- [Task] Isolate every line in the records below with "SDTVAR" in it.
>> Begin Excerpted records
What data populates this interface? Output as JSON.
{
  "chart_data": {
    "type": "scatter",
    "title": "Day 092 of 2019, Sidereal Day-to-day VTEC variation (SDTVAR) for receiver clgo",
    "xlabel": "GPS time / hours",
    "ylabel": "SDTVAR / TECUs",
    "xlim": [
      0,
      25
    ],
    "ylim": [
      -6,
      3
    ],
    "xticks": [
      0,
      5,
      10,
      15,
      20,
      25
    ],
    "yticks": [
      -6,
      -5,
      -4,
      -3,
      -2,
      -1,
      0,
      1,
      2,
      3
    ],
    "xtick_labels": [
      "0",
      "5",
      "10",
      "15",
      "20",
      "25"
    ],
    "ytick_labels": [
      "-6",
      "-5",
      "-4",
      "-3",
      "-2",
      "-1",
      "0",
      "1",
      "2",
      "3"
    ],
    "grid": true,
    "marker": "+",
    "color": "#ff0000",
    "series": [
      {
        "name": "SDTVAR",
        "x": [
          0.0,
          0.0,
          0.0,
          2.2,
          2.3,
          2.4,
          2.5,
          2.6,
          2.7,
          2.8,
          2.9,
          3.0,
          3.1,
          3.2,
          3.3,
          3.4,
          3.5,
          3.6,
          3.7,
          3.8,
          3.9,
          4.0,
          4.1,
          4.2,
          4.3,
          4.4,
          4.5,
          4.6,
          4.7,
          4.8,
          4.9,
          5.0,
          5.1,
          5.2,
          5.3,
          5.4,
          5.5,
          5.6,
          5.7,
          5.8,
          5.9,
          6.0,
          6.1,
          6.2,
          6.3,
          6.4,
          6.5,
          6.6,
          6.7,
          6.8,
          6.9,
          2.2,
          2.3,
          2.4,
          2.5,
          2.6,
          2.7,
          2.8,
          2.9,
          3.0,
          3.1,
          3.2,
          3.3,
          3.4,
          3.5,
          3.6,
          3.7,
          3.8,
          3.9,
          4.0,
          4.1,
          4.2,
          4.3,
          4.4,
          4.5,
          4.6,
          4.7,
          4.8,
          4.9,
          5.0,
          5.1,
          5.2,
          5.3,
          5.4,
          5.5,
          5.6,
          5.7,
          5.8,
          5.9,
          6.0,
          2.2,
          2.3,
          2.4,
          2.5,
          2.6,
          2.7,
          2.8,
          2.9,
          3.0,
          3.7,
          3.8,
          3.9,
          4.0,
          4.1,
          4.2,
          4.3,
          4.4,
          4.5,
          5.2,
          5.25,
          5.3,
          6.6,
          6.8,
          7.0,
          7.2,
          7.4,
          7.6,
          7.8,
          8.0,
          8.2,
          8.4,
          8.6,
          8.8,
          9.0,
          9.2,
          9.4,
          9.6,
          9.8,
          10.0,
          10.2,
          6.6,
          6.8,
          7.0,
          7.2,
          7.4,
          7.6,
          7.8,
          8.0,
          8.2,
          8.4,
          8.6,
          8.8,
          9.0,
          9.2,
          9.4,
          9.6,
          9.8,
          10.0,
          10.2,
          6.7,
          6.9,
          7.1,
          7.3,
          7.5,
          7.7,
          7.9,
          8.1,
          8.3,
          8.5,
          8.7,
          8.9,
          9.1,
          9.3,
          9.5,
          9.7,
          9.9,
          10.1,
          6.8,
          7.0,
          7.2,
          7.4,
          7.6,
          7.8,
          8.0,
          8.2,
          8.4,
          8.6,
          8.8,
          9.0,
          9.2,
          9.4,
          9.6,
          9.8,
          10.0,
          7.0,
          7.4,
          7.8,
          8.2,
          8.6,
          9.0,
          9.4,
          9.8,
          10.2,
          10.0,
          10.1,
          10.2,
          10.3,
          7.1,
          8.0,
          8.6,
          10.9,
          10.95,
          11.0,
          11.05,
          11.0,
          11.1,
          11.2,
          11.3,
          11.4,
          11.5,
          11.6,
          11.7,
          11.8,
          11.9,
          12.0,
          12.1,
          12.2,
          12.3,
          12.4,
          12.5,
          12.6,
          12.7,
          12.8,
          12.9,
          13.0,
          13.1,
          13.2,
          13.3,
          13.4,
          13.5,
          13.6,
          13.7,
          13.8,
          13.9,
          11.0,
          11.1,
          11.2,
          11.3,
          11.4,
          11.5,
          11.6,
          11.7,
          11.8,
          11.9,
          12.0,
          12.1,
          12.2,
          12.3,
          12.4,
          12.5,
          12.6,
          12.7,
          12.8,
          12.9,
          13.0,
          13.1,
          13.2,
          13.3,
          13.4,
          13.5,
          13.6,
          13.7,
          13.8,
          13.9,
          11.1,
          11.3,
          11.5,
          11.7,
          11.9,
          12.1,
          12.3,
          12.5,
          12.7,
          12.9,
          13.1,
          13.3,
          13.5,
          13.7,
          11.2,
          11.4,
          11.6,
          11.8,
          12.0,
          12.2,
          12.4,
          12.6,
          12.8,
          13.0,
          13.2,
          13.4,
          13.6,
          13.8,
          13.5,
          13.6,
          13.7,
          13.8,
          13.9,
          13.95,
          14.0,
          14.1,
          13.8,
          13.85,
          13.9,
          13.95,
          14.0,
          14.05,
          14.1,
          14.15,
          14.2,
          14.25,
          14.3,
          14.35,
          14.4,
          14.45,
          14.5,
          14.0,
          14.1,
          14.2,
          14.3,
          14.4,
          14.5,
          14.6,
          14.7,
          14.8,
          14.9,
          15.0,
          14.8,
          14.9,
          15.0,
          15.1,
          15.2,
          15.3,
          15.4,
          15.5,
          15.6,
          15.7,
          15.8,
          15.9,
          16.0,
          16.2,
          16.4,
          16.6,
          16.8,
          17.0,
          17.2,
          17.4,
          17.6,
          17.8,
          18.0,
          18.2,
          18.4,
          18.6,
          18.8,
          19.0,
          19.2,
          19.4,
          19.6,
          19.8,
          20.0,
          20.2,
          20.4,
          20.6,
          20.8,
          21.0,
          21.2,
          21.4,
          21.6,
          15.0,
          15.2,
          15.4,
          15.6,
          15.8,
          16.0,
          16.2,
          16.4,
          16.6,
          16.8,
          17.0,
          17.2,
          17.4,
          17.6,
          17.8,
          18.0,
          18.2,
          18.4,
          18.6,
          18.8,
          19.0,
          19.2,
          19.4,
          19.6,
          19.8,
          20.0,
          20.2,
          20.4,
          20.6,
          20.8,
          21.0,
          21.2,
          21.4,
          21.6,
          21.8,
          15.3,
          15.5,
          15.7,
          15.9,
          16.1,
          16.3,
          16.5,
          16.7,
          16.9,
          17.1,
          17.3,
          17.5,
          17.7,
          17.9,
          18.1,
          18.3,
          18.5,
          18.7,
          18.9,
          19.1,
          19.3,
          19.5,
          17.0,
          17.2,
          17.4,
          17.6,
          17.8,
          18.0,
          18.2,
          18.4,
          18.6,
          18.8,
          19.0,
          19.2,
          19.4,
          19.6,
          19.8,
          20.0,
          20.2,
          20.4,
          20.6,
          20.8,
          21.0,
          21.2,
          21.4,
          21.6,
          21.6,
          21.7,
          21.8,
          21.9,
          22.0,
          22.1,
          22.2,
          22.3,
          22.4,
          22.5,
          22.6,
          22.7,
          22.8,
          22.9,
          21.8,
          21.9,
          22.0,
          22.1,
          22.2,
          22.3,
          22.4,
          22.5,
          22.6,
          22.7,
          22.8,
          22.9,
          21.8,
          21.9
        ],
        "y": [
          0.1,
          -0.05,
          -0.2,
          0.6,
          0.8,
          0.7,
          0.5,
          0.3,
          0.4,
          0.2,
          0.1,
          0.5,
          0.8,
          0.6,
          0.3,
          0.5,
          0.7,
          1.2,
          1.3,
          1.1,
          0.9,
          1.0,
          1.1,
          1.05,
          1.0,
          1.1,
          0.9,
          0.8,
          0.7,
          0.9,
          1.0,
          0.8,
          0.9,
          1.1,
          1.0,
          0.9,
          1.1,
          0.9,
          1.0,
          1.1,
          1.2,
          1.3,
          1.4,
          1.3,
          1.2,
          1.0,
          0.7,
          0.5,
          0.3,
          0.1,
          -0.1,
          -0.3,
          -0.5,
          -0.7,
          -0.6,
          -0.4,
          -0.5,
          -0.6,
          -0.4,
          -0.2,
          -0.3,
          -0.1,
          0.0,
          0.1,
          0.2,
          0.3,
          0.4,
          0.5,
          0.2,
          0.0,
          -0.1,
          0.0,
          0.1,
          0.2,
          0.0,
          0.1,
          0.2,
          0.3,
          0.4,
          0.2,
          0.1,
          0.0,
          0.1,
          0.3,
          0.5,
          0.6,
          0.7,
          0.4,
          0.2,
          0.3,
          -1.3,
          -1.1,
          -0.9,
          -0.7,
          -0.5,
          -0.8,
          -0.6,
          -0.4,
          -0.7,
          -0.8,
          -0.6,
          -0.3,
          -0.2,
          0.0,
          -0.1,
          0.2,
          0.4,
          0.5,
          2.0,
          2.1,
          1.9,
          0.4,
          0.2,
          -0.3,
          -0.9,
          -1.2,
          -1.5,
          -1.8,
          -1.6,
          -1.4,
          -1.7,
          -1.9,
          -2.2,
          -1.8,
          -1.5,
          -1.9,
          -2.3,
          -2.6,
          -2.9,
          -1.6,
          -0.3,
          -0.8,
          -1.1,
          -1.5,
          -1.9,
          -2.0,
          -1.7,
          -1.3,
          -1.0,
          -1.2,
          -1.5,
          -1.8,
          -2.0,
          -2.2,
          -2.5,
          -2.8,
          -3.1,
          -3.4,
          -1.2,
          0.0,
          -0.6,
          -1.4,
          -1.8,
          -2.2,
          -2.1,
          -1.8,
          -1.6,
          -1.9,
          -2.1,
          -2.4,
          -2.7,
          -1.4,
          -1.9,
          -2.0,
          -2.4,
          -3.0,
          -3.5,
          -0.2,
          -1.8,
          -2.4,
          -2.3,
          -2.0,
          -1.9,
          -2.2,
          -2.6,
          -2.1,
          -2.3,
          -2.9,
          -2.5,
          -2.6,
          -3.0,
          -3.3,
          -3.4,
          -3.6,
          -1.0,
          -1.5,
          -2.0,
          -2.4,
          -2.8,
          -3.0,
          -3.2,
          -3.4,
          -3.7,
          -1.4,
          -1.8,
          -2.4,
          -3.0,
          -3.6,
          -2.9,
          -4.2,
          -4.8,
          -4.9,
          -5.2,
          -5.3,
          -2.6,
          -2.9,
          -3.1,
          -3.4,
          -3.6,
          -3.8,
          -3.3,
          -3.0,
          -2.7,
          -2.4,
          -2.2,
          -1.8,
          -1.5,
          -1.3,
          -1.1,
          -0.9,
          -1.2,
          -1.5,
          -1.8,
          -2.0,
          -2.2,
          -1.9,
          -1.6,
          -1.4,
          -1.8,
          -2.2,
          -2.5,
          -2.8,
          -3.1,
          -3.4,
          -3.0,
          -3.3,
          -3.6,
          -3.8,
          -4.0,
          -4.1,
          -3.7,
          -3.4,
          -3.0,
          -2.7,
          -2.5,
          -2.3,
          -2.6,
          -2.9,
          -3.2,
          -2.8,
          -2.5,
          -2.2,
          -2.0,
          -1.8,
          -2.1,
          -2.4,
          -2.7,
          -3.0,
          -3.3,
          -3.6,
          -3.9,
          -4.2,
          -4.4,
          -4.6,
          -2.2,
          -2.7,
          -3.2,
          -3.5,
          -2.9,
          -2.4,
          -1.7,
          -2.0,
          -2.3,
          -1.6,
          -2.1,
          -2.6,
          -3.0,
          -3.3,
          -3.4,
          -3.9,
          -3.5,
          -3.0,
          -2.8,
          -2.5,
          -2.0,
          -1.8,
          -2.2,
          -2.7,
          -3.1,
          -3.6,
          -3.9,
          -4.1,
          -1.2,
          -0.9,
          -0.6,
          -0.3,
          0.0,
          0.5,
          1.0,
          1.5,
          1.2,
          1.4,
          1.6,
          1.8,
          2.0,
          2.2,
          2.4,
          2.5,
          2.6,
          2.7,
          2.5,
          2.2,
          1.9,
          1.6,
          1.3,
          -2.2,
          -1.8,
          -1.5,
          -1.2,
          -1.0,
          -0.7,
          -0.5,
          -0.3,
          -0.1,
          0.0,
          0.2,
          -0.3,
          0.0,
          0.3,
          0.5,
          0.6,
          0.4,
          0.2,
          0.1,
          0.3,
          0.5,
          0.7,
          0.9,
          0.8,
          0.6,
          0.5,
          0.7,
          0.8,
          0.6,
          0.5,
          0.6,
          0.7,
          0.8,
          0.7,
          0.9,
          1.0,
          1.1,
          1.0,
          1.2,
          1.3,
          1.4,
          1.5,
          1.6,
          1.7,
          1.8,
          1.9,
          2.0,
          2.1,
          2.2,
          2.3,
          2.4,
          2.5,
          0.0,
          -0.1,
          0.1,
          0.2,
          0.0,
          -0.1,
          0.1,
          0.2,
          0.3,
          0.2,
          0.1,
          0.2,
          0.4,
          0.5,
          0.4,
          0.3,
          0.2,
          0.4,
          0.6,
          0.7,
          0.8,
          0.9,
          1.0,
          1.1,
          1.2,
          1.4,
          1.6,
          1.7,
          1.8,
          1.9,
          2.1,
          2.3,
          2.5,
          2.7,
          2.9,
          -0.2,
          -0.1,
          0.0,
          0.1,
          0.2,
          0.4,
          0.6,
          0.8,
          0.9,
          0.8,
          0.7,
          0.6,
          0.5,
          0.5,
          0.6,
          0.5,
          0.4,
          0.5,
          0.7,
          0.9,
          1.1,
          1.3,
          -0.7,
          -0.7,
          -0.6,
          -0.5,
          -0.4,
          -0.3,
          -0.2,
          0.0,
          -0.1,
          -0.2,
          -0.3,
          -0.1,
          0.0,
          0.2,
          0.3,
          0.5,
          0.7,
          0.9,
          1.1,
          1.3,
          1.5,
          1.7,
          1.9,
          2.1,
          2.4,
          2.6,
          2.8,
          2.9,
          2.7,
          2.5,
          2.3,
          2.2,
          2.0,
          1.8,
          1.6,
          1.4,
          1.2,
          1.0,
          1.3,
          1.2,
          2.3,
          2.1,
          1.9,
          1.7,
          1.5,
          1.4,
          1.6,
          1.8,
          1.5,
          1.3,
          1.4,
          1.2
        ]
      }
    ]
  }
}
>> End Excerpted records
- [Written answer]
    "title": "Day 092 of 2019, Sidereal Day-to-day VTEC variation (SDTVAR) for receiver clgo",
    "ylabel": "SDTVAR / TECUs",
        "name": "SDTVAR",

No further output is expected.